# [PROBLEM]
Select all lines in the records that include "respiración".

Stored records
········

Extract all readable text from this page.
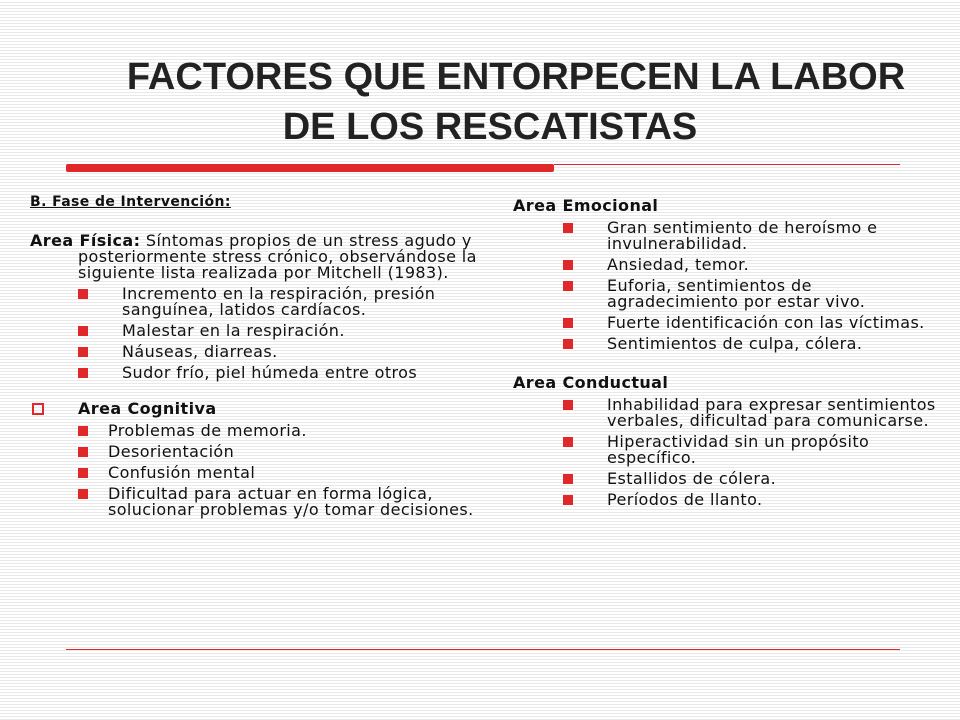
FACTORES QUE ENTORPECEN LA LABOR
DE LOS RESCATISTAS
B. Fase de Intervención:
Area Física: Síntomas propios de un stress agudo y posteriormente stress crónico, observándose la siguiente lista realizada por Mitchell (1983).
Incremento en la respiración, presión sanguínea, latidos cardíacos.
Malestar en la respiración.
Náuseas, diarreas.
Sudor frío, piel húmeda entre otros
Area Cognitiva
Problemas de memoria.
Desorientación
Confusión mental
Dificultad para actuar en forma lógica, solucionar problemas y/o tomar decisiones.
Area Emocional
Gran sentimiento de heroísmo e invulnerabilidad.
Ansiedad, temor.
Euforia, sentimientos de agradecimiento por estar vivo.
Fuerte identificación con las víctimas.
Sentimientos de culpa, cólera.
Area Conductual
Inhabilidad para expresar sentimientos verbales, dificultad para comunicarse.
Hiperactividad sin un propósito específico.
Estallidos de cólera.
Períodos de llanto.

········

# [RIGHT ANSWER]
Incremento en la respiración, presión sanguínea, latidos cardíacos.
Malestar en la respiración.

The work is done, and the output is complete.